**Set exercise:** Reproduce each line that includes the word "occurrence".

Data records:
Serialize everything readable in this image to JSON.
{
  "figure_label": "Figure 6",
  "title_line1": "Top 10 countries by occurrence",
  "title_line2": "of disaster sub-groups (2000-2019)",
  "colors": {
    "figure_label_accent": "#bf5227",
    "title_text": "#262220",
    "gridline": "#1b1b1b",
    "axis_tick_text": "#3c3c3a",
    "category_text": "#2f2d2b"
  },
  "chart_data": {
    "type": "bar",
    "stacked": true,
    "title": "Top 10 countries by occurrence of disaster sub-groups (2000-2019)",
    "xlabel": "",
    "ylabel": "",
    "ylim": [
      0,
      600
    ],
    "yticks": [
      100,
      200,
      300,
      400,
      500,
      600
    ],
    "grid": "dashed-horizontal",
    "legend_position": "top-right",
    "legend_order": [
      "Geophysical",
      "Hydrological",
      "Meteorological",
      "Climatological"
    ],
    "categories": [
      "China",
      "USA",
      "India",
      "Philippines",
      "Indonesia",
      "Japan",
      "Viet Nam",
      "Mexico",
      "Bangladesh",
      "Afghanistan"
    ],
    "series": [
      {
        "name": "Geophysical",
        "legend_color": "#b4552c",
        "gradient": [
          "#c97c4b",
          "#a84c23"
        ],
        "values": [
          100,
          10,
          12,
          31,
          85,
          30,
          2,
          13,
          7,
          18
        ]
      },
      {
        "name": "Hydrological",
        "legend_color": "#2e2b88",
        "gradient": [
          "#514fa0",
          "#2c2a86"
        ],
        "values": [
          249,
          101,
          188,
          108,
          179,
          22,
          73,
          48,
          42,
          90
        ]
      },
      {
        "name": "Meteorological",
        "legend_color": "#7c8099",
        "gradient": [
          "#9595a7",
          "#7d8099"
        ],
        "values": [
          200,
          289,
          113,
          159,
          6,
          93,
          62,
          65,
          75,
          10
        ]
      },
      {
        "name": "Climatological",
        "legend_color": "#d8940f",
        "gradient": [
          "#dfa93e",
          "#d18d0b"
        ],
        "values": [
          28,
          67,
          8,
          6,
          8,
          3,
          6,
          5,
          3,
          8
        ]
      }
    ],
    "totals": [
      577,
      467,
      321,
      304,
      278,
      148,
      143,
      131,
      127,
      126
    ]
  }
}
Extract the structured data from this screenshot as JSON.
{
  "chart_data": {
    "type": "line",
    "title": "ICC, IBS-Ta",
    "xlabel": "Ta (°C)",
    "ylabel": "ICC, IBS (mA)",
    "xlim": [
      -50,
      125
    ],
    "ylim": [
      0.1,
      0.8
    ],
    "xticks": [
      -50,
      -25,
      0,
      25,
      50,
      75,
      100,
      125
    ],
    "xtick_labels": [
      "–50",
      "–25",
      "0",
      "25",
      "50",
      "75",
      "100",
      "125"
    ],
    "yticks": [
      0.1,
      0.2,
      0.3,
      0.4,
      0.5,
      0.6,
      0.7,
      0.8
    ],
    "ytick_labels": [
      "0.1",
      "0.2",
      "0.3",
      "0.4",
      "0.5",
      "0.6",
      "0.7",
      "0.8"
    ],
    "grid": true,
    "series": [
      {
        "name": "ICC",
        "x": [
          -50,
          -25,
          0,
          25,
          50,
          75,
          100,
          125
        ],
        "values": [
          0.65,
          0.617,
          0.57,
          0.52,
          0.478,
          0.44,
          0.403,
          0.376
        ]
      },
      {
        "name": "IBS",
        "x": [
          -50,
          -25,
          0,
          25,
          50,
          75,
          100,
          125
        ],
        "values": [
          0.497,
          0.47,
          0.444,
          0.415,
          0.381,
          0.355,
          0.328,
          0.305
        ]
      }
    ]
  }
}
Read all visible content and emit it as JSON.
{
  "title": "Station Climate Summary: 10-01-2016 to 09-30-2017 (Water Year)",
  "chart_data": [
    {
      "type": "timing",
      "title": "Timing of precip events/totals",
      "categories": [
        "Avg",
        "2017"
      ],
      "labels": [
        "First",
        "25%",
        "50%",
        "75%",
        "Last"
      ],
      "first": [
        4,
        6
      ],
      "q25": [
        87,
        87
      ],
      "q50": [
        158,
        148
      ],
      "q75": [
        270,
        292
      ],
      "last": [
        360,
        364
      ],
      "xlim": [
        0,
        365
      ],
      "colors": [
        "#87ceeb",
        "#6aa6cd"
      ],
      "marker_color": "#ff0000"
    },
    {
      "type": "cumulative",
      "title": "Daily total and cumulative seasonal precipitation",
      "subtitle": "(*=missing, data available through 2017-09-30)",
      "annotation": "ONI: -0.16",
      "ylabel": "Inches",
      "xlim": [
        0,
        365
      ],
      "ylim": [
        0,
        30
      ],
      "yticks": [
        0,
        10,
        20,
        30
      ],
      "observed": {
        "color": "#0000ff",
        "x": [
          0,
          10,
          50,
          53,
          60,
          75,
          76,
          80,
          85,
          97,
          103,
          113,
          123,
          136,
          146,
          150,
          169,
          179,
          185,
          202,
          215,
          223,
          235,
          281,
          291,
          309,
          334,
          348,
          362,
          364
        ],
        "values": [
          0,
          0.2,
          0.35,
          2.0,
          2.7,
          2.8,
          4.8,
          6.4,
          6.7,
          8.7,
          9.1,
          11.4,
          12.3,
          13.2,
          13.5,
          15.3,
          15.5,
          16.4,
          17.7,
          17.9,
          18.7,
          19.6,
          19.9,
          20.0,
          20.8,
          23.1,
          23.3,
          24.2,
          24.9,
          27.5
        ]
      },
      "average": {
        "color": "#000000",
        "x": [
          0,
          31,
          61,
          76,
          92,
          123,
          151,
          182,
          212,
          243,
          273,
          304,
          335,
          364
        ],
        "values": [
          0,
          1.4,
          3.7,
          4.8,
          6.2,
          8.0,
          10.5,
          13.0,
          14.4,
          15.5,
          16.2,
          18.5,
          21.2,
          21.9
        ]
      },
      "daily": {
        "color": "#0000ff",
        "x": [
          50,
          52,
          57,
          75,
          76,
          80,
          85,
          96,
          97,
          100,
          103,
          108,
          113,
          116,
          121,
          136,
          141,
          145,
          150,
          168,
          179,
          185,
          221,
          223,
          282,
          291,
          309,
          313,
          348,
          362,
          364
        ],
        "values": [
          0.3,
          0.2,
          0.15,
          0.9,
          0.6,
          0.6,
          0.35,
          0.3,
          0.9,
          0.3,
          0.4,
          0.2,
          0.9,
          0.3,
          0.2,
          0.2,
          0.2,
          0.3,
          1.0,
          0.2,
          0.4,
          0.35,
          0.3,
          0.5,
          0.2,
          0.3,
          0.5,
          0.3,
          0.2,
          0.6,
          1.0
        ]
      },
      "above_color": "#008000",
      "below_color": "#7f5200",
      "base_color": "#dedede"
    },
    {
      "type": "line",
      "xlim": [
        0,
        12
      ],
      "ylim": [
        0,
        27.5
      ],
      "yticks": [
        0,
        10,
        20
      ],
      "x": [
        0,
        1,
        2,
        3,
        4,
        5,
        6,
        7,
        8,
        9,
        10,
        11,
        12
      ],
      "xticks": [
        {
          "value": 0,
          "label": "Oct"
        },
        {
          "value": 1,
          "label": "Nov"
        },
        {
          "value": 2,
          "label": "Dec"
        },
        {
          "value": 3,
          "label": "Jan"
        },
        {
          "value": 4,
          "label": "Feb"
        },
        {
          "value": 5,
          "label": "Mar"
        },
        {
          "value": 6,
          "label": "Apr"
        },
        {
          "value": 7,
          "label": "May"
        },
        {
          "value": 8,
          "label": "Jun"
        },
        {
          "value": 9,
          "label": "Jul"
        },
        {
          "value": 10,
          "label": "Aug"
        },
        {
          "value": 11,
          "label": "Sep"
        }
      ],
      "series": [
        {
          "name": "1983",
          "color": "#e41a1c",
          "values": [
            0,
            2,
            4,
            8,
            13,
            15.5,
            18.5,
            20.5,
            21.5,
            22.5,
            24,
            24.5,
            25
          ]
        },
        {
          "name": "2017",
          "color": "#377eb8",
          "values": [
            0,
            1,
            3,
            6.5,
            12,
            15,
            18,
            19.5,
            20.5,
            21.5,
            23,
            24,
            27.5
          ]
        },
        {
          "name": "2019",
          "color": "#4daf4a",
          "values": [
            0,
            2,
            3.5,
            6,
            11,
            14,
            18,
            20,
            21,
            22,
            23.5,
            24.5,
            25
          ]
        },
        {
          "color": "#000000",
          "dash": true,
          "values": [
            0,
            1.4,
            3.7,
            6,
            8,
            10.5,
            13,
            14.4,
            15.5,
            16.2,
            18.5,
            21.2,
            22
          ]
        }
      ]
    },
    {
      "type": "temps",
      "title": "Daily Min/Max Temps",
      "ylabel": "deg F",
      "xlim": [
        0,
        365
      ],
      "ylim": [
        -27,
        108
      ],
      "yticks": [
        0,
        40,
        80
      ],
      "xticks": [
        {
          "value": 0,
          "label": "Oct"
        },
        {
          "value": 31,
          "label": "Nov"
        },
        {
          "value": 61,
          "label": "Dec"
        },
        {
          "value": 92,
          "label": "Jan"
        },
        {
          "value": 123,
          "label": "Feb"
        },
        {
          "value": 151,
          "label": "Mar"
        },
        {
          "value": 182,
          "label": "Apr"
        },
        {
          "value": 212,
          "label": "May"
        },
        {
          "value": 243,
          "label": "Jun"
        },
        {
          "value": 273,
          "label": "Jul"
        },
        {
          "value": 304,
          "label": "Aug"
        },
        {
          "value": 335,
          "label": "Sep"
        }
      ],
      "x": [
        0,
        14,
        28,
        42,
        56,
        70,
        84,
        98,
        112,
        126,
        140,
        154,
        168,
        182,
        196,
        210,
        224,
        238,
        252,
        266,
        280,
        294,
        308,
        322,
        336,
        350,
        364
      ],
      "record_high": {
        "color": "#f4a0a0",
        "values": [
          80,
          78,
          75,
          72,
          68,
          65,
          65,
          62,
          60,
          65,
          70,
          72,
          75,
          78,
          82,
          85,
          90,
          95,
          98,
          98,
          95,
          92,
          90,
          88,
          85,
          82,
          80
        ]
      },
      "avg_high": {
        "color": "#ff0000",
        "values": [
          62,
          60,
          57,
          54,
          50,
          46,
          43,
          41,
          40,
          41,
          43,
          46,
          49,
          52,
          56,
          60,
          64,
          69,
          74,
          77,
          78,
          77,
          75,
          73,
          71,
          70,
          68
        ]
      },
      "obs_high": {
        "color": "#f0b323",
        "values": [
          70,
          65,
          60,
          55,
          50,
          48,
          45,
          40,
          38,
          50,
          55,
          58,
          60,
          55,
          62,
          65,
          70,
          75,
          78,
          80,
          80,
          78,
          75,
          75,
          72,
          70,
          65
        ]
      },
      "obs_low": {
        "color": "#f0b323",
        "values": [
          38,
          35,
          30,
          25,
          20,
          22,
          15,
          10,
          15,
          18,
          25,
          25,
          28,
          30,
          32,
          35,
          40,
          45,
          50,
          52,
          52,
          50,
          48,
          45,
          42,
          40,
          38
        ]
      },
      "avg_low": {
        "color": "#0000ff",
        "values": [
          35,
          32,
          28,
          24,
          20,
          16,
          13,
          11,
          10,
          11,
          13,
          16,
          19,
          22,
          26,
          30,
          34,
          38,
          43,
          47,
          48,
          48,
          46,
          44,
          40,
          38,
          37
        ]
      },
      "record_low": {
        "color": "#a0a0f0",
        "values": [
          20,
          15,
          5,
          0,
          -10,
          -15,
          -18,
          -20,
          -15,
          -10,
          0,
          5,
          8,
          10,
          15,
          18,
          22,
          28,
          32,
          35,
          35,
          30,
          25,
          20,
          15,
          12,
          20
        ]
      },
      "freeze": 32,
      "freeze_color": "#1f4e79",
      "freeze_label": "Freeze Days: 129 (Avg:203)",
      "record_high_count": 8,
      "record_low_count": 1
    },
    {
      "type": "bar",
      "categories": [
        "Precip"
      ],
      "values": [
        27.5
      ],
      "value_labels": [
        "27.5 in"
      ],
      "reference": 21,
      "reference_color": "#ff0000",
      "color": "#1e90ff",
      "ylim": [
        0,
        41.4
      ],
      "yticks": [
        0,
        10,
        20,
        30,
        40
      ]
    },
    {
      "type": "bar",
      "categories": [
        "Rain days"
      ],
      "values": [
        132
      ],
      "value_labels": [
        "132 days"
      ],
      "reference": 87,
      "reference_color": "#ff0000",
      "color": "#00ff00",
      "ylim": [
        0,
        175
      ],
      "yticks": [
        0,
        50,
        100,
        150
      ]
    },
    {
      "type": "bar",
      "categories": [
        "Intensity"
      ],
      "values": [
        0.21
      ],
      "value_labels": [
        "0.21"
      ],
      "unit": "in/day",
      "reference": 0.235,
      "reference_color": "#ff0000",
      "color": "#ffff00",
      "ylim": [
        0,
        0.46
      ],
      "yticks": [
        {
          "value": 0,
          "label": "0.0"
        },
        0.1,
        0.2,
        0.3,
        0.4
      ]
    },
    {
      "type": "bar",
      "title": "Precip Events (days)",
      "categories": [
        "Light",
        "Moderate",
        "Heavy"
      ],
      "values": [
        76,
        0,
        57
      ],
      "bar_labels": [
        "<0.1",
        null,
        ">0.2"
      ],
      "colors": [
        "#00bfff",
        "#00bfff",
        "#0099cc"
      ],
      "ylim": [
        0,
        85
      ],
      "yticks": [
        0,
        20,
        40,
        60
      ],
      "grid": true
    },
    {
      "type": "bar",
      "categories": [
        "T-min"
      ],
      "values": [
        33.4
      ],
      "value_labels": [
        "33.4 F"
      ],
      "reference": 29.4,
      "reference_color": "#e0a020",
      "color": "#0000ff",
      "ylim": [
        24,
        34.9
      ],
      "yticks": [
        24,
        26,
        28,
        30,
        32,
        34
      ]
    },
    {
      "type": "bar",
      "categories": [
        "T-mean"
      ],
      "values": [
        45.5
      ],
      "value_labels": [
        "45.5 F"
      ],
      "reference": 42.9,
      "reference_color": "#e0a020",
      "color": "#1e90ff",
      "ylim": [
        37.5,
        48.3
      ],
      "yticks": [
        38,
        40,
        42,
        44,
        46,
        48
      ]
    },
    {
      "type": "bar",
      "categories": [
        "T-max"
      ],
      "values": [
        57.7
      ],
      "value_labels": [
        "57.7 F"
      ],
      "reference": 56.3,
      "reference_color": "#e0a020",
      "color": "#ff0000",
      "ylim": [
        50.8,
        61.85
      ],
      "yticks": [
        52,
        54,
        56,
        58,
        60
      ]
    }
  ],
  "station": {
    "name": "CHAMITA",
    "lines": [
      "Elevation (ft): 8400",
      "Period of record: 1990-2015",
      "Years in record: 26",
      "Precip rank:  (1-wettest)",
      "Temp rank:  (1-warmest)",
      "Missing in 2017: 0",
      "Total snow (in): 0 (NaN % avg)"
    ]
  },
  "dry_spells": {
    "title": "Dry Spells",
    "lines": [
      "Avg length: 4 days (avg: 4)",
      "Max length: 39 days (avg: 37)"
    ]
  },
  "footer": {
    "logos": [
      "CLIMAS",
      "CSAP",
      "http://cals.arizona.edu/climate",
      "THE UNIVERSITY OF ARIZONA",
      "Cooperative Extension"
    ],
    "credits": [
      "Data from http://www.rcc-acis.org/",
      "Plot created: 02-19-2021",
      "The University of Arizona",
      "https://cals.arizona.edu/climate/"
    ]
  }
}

**The answer:**
  "title_line1": "Top 10 countries by occurrence",
    "title": "Top 10 countries by occurrence of disaster sub-groups (2000-2019)",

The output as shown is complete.